(Stored data)

★ ★ ★ ★

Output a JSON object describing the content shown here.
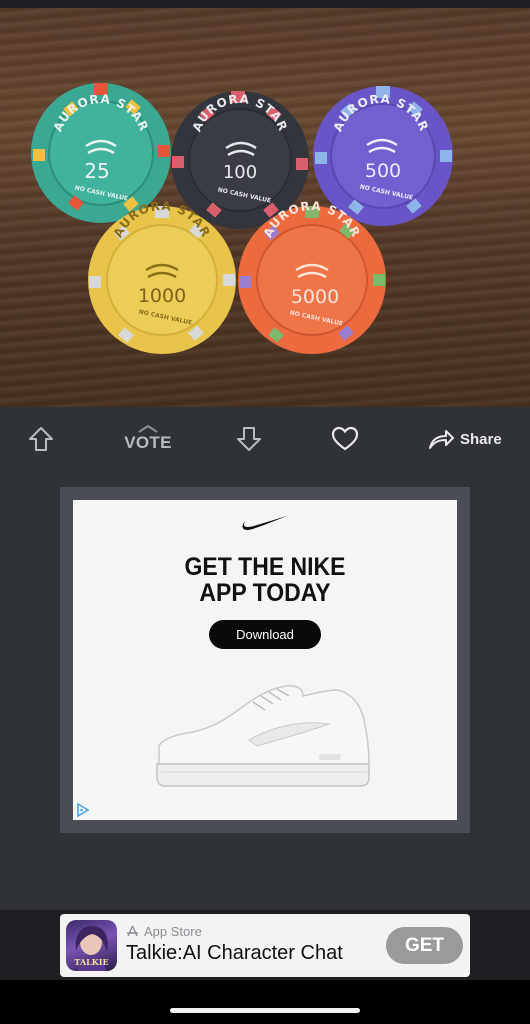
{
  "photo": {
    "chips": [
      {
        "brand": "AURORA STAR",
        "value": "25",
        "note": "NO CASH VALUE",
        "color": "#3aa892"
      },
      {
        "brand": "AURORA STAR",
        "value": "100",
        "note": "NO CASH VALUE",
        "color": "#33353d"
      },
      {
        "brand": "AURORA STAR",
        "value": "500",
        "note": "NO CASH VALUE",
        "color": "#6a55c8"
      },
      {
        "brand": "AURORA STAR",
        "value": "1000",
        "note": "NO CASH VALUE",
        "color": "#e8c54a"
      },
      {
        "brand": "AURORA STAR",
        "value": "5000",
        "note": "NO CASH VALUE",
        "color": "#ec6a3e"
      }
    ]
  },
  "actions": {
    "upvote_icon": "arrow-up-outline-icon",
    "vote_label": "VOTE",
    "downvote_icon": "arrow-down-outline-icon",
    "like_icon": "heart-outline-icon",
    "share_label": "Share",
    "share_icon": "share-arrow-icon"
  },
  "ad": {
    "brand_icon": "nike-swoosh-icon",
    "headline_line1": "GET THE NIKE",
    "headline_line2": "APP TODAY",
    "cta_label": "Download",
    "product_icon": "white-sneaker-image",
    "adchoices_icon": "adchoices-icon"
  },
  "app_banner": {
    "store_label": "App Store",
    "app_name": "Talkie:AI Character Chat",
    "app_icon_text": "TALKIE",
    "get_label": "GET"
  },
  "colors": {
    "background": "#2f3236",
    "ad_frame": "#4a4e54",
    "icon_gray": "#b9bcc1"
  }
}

★ ★ ★ ★

* **Aim**
State the number of lines above that hold the string "outline", with nothing added.

* **Complete answer**
3